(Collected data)
━━━━━━━━━━

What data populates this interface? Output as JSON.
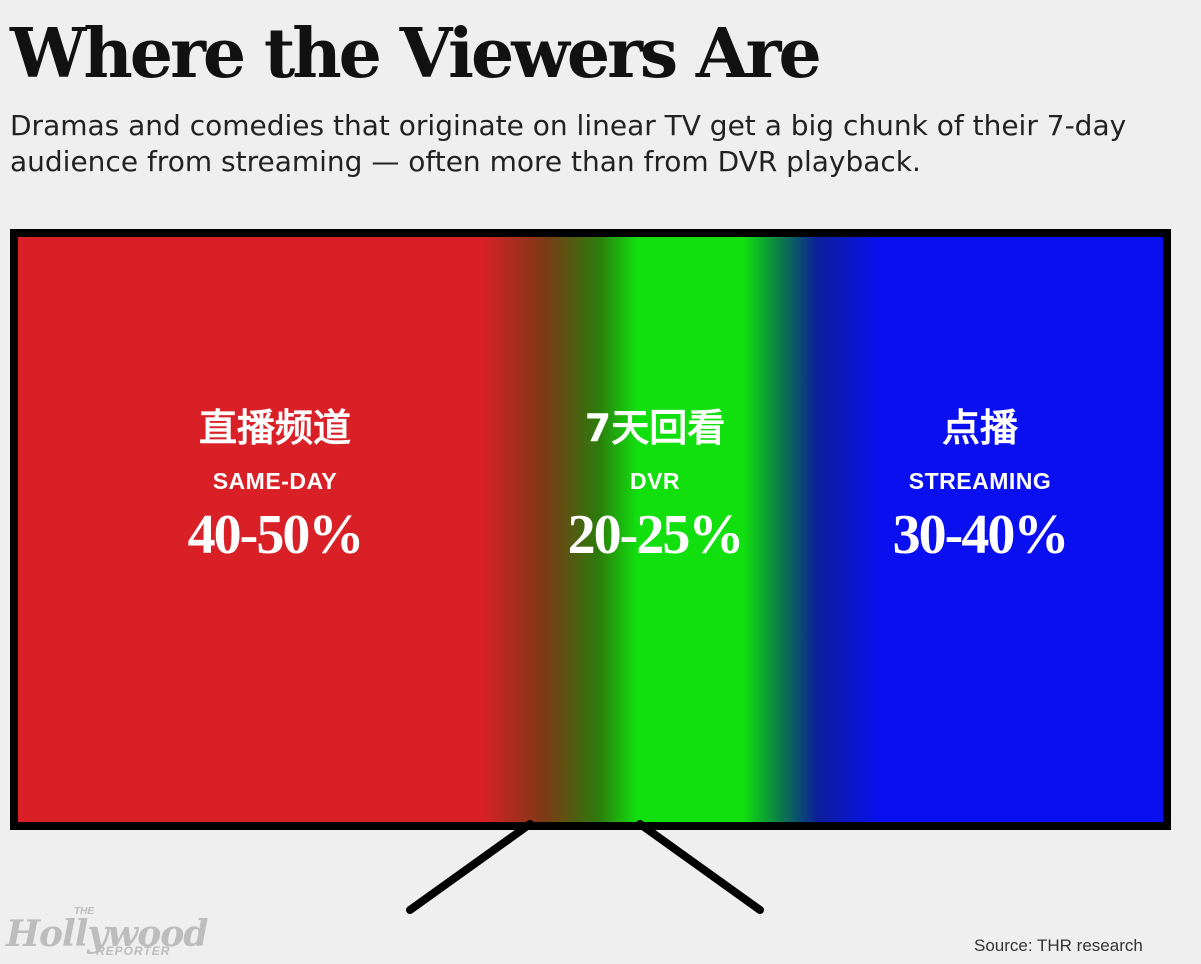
{
  "header": {
    "title": "Where the Viewers Are",
    "subtitle": "Dramas and comedies that originate on linear TV get a big chunk of their 7-day audience from streaming — often more than from DVR playback."
  },
  "chart_data": {
    "type": "bar",
    "categories": [
      "SAME-DAY",
      "DVR",
      "STREAMING"
    ],
    "series": [
      {
        "values": [
          45,
          22.5,
          35
        ],
        "ranges": [
          [
            40,
            50
          ],
          [
            20,
            25
          ],
          [
            30,
            40
          ]
        ],
        "labels": [
          "40-50%",
          "20-25%",
          "30-40%"
        ],
        "chinese_labels": [
          "直播频道",
          "7天回看",
          "点播"
        ],
        "colors": [
          "#d92027",
          "#11e00e",
          "#0a0ff0"
        ]
      }
    ],
    "title": "Where the Viewers Are",
    "xlabel": "",
    "ylabel": ""
  },
  "footer": {
    "logo_main": "Hollywood",
    "logo_the": "THE",
    "logo_reporter": "REPORTER",
    "source": "Source: THR research"
  }
}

━━━━━━━━━━

Work to do
Copy every line above word for word and exclude the pictures.

Task result
What data populates this interface? Output as JSON.
{
  "header": {
    "title": "Where the Viewers Are",
    "subtitle": "Dramas and comedies that originate on linear TV get a big chunk of their 7-day audience from streaming — often more than from DVR playback."
  },
  "chart_data": {
    "type": "bar",
    "categories": [
      "SAME-DAY",
      "DVR",
      "STREAMING"
    ],
    "series": [
      {
        "values": [
          45,
          22.5,
          35
        ],
        "ranges": [
          [
            40,
            50
          ],
          [
            20,
            25
          ],
          [
            30,
            40
          ]
        ],
        "labels": [
          "40-50%",
          "20-25%",
          "30-40%"
        ],
        "chinese_labels": [
          "直播频道",
          "7天回看",
          "点播"
        ],
        "colors": [
          "#d92027",
          "#11e00e",
          "#0a0ff0"
        ]
      }
    ],
    "title": "Where the Viewers Are",
    "xlabel": "",
    "ylabel": ""
  },
  "footer": {
    "logo_main": "Hollywood",
    "logo_the": "THE",
    "logo_reporter": "REPORTER",
    "source": "Source: THR research"
  }
}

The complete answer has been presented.